DESCRIPTION OF THE TASK: With the string "tipiche" as the filter, copy each matching line from the records.

ENTRIES SHOWN:
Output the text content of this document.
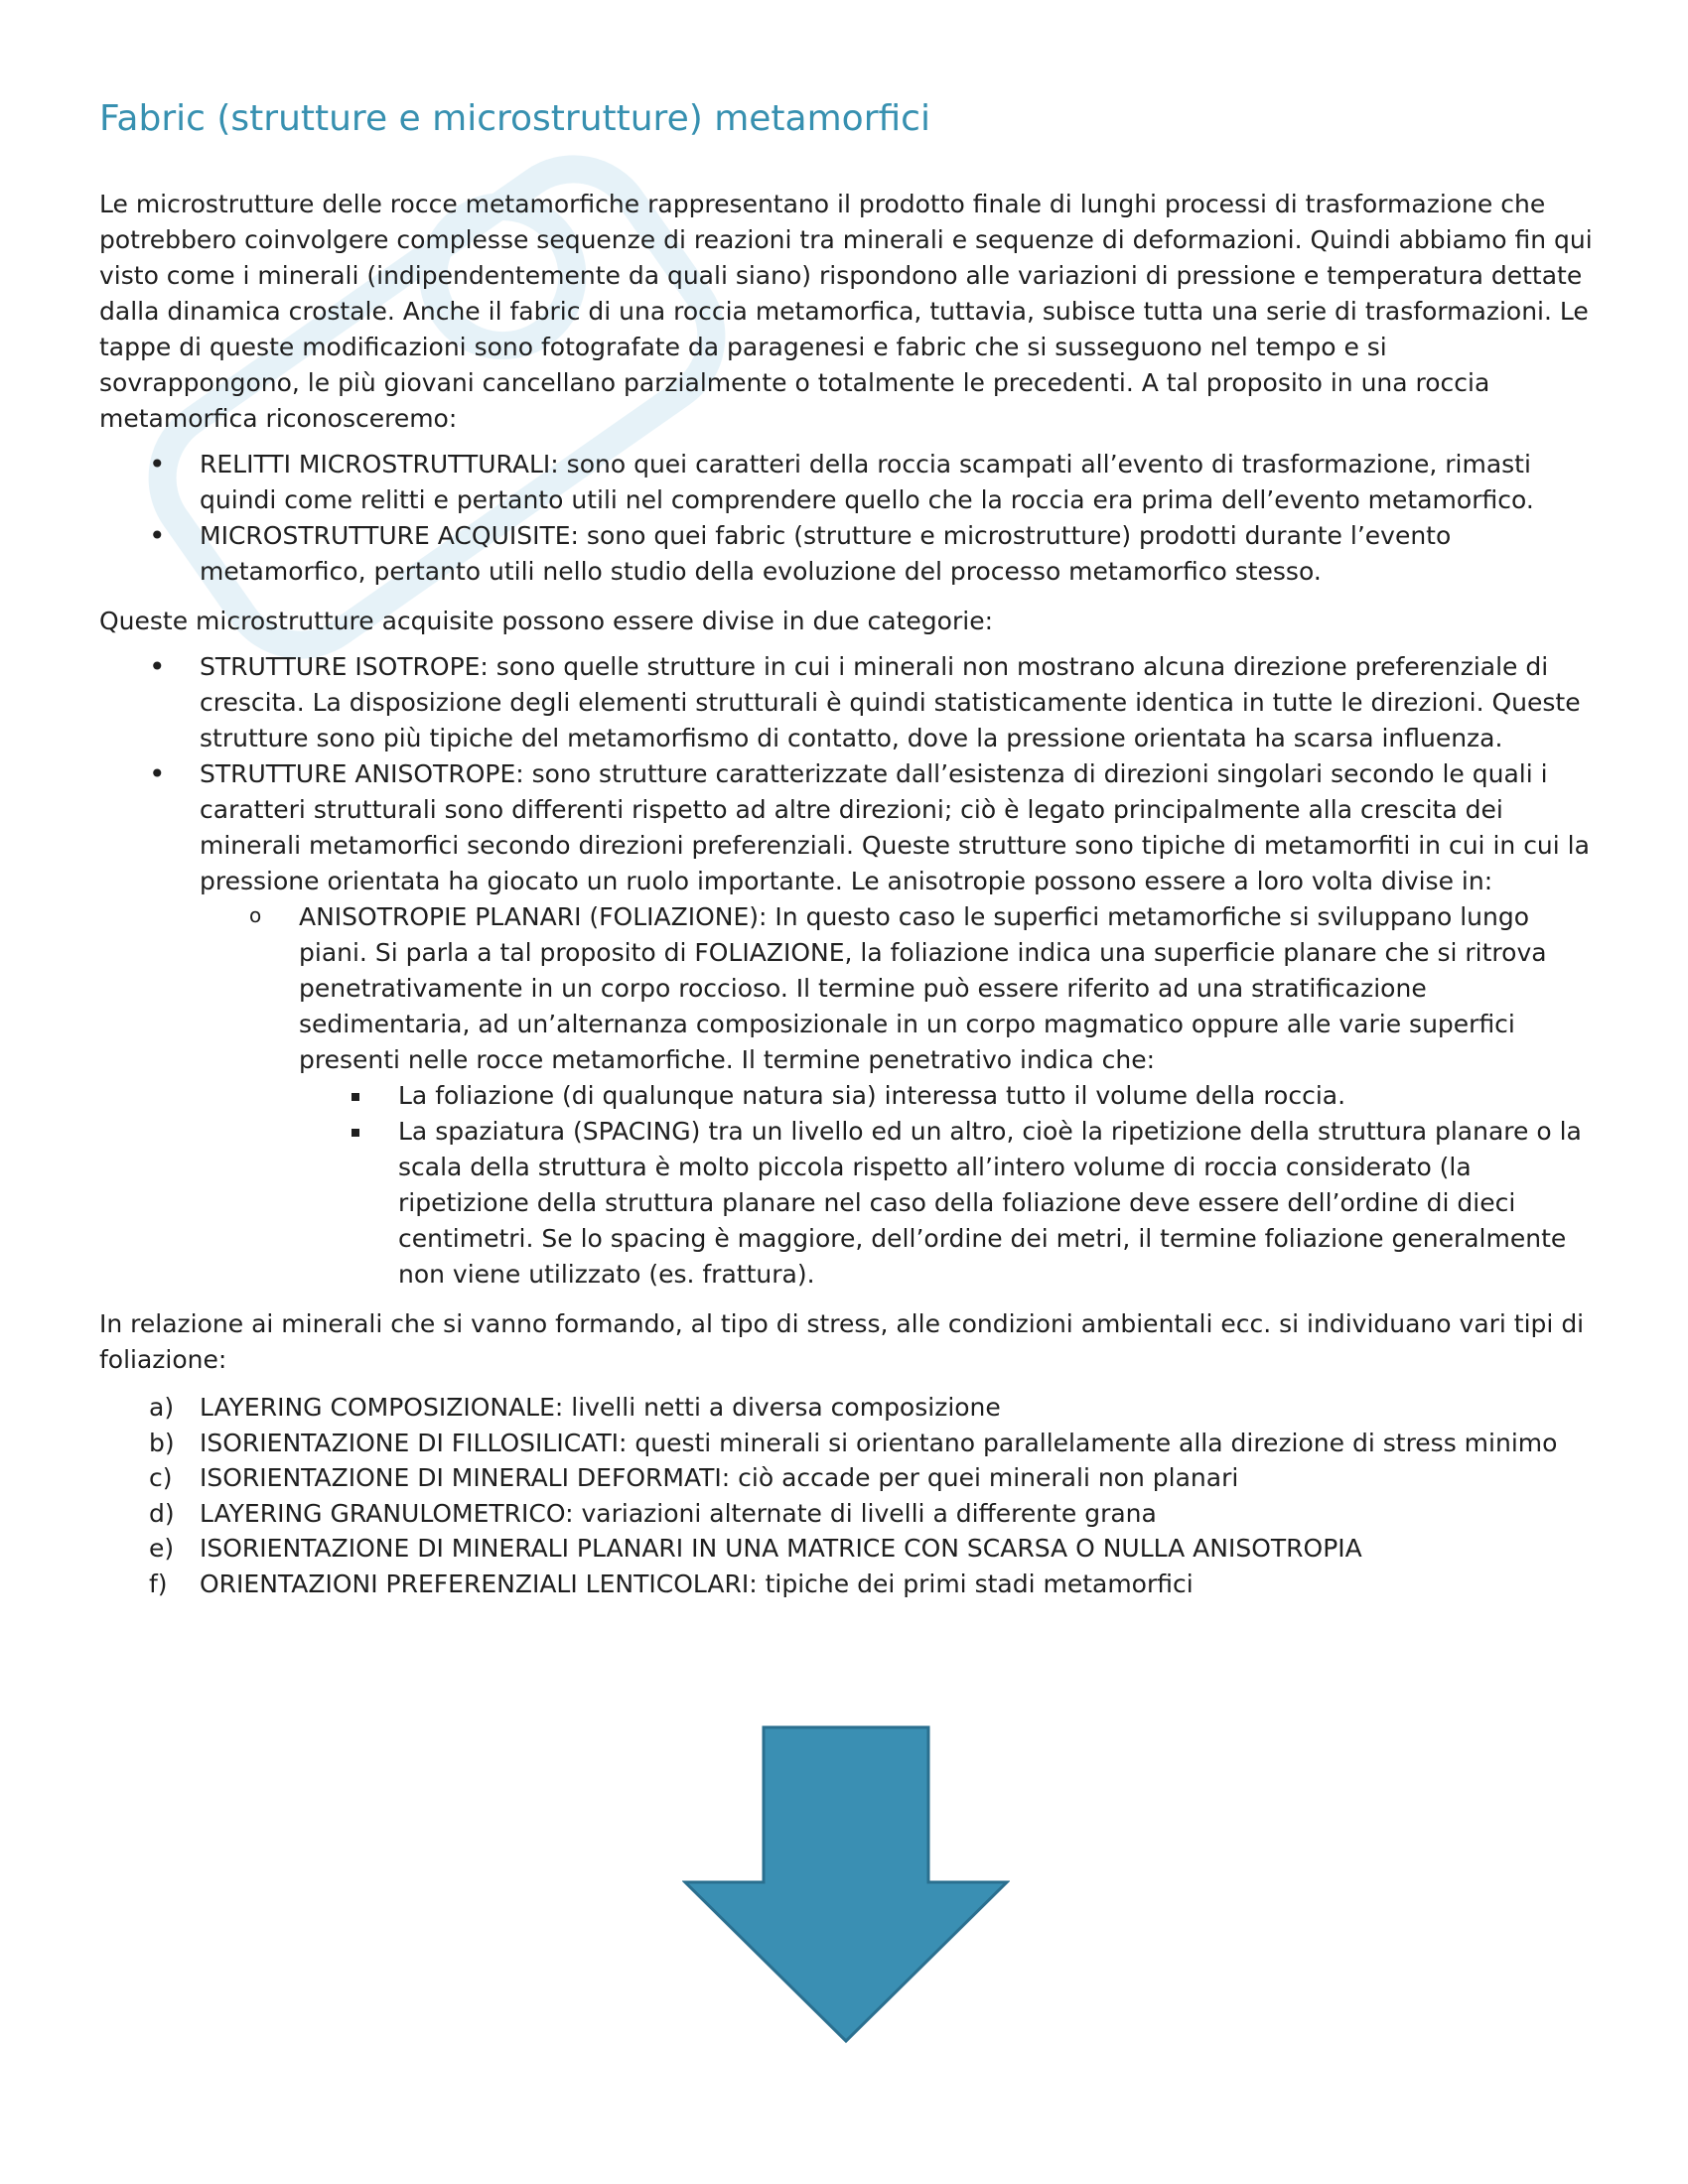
Fabric (strutture e microstrutture) metamorfici

Le microstrutture delle rocce metamorfiche rappresentano il prodotto finale di lunghi processi di trasformazione che potrebbero coinvolgere complesse sequenze di reazioni tra minerali e sequenze di deformazioni. Quindi abbiamo fin qui visto come i minerali (indipendentemente da quali siano) rispondono alle variazioni di pressione e temperatura dettate dalla dinamica crostale. Anche il fabric di una roccia metamorfica, tuttavia, subisce tutta una serie di trasformazioni. Le tappe di queste modificazioni sono fotografate da paragenesi e fabric che si susseguono nel tempo e si sovrappongono, le più giovani cancellano parzialmente o totalmente le precedenti. A tal proposito in una roccia metamorfica riconosceremo:

• RELITTI MICROSTRUTTURALI: sono quei caratteri della roccia scampati all’evento di trasformazione, rimasti quindi come relitti e pertanto utili nel comprendere quello che la roccia era prima dell’evento metamorfico.
• MICROSTRUTTURE ACQUISITE: sono quei fabric (strutture e microstrutture) prodotti durante l’evento metamorfico, pertanto utili nello studio della evoluzione del processo metamorfico stesso.

Queste microstrutture acquisite possono essere divise in due categorie:

• STRUTTURE ISOTROPE: sono quelle strutture in cui i minerali non mostrano alcuna direzione preferenziale di crescita. La disposizione degli elementi strutturali è quindi statisticamente identica in tutte le direzioni. Queste strutture sono più tipiche del metamorfismo di contatto, dove la pressione orientata ha scarsa influenza.
• STRUTTURE ANISOTROPE: sono strutture caratterizzate dall’esistenza di direzioni singolari secondo le quali i caratteri strutturali sono differenti rispetto ad altre direzioni; ciò è legato principalmente alla crescita dei minerali metamorfici secondo direzioni preferenziali. Queste strutture sono tipiche di metamorfiti in cui in cui la pressione orientata ha giocato un ruolo importante. Le anisotropie possono essere a loro volta divise in:
o ANISOTROPIE PLANARI (FOLIAZIONE): In questo caso le superfici metamorfiche si sviluppano lungo piani. Si parla a tal proposito di FOLIAZIONE, la foliazione indica una superficie planare che si ritrova penetrativamente in un corpo roccioso. Il termine può essere riferito ad una stratificazione sedimentaria, ad un’alternanza composizionale in un corpo magmatico oppure alle varie superfici presenti nelle rocce metamorfiche. Il termine penetrativo indica che:
La foliazione (di qualunque natura sia) interessa tutto il volume della roccia.
La spaziatura (SPACING) tra un livello ed un altro, cioè la ripetizione della struttura planare o la scala della struttura è molto piccola rispetto all’intero volume di roccia considerato (la ripetizione della struttura planare nel caso della foliazione deve essere dell’ordine di dieci centimetri. Se lo spacing è maggiore, dell’ordine dei metri, il termine foliazione generalmente non viene utilizzato (es. frattura).

In relazione ai minerali che si vanno formando, al tipo di stress, alle condizioni ambientali ecc. si individuano vari tipi di foliazione:

a) LAYERING COMPOSIZIONALE: livelli netti a diversa composizione
b) ISORIENTAZIONE DI FILLOSILICATI: questi minerali si orientano parallelamente alla direzione di stress minimo
c) ISORIENTAZIONE DI MINERALI DEFORMATI: ciò accade per quei minerali non planari
d) LAYERING GRANULOMETRICO: variazioni alternate di livelli a differente grana
e) ISORIENTAZIONE DI MINERALI PLANARI IN UNA MATRICE CON SCARSA O NULLA ANISOTROPIA
f) ORIENTAZIONI PREFERENZIALI LENTICOLARI: tipiche dei primi stadi metamorfici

WRITTEN SOLUTION:
• STRUTTURE ISOTROPE: sono quelle strutture in cui i minerali non mostrano alcuna direzione preferenziale di crescita. La disposizione degli elementi strutturali è quindi statisticamente identica in tutte le direzioni. Queste strutture sono più tipiche del metamorfismo di contatto, dove la pressione orientata ha scarsa influenza.
• STRUTTURE ANISOTROPE: sono strutture caratterizzate dall’esistenza di direzioni singolari secondo le quali i caratteri strutturali sono differenti rispetto ad altre direzioni; ciò è legato principalmente alla crescita dei minerali metamorfici secondo direzioni preferenziali. Queste strutture sono tipiche di metamorfiti in cui in cui la pressione orientata ha giocato un ruolo importante. Le anisotropie possono essere a loro volta divise in:
f) ORIENTAZIONI PREFERENZIALI LENTICOLARI: tipiche dei primi stadi metamorfici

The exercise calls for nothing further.